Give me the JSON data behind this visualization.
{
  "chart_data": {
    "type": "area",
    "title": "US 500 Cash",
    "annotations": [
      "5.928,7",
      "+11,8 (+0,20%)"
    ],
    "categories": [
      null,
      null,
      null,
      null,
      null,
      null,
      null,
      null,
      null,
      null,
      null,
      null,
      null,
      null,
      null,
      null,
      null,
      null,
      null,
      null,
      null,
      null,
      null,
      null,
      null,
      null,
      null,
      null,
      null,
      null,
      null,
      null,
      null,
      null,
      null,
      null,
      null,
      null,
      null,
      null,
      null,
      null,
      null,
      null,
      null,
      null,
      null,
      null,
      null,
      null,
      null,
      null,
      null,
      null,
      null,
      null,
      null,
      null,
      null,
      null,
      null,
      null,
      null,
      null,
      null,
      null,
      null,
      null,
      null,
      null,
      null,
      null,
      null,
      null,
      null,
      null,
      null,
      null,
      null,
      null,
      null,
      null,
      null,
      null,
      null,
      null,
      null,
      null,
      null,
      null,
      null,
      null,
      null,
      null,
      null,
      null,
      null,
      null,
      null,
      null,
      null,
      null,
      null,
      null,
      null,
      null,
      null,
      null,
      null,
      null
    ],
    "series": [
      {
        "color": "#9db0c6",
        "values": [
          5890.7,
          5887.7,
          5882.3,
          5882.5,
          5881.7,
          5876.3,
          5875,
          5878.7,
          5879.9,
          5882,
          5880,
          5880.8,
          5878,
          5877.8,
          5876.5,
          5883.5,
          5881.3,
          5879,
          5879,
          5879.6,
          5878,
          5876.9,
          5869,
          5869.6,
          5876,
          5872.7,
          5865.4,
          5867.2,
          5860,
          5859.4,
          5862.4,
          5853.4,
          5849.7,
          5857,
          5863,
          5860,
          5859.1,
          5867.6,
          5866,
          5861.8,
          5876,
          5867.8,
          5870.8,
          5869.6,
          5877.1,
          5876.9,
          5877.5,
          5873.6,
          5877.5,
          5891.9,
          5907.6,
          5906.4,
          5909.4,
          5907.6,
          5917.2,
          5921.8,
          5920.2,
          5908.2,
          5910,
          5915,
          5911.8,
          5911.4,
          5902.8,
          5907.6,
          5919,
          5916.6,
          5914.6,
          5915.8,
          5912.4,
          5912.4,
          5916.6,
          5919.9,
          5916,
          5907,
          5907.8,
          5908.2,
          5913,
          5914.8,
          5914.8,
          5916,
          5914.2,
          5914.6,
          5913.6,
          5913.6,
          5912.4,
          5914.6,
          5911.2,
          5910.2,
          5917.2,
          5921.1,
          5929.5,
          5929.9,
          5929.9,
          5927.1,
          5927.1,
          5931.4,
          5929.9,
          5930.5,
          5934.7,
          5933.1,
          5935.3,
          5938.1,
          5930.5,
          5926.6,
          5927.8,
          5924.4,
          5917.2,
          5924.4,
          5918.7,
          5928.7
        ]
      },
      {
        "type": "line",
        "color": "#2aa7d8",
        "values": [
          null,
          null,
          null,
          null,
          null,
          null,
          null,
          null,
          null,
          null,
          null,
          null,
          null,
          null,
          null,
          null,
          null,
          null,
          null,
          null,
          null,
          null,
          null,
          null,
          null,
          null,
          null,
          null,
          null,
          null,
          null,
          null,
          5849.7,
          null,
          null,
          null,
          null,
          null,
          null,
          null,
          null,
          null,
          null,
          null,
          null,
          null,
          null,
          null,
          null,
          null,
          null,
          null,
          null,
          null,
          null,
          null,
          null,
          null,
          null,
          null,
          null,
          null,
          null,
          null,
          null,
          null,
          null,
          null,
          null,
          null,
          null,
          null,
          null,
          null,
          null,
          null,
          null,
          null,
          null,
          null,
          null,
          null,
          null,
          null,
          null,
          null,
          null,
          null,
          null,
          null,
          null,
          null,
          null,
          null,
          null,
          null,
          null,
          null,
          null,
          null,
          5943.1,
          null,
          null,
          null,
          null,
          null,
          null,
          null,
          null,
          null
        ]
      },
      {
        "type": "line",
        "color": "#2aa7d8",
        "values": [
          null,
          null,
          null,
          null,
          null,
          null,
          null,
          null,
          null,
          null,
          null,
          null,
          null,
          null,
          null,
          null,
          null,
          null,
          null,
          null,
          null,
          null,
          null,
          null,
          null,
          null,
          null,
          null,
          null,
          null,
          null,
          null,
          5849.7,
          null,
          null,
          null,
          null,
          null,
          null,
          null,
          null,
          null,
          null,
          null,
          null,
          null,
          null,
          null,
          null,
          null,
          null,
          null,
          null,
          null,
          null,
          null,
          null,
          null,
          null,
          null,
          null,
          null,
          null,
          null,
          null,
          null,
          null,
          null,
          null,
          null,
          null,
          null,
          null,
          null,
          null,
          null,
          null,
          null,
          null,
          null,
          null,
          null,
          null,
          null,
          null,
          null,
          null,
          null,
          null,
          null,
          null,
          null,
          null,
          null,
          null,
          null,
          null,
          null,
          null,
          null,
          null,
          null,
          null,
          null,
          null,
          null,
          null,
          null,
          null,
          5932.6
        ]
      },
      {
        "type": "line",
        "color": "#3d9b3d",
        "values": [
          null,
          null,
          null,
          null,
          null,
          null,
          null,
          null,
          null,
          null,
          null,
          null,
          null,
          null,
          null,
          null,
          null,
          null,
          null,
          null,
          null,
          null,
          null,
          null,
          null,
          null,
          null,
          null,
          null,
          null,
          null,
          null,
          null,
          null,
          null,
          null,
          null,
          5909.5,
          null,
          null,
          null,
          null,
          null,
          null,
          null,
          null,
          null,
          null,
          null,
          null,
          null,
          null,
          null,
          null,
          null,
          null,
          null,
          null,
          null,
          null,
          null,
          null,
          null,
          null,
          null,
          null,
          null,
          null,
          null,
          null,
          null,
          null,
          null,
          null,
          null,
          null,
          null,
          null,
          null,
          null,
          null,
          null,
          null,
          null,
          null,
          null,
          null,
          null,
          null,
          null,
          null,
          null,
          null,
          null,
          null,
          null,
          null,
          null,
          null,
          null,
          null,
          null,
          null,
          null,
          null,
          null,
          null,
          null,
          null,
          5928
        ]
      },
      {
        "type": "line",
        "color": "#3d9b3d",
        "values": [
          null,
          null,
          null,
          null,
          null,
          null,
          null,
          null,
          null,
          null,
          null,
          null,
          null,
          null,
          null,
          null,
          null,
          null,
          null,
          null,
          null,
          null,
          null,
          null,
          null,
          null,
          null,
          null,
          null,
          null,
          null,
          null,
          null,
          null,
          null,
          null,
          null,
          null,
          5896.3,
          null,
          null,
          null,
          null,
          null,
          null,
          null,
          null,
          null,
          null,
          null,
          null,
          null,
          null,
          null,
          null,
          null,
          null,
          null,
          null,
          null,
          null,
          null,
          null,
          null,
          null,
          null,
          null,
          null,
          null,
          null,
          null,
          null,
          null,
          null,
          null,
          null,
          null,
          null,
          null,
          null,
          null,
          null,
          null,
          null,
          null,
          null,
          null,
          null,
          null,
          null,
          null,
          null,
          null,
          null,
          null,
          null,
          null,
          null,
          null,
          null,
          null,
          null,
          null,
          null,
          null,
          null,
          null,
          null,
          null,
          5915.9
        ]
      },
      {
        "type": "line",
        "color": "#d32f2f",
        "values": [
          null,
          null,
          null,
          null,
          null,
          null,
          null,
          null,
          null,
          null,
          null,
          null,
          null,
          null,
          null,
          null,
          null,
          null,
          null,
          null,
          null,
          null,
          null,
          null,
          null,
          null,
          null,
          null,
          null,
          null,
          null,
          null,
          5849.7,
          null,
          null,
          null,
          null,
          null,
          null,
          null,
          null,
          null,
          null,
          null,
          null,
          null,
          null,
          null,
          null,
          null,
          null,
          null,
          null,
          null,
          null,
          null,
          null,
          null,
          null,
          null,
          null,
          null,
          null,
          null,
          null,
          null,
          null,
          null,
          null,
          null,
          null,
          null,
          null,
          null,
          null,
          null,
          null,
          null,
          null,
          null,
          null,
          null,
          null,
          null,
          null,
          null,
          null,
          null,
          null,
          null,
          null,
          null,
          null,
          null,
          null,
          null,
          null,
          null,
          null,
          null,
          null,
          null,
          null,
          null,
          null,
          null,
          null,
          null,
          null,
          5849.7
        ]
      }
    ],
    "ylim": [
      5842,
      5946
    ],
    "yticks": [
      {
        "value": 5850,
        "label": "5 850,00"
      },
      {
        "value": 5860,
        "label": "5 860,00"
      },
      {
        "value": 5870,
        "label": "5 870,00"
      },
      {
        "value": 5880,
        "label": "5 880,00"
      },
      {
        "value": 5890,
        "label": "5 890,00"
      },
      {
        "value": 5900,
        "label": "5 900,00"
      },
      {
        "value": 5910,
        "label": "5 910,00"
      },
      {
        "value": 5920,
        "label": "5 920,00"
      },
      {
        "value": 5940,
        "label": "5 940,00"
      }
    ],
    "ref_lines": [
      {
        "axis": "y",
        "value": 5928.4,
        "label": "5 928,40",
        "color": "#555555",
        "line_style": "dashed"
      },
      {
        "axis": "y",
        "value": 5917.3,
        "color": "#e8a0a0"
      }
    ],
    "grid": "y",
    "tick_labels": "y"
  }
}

····················

Gather every line from the entries above where the word "color" appears, and copy them.

        "color": "#9db0c6",
        "color": "#2aa7d8",
        "color": "#2aa7d8",
        "color": "#3d9b3d",
        "color": "#3d9b3d",
        "color": "#d32f2f",
        "color": "#555555",
        "color": "#e8a0a0"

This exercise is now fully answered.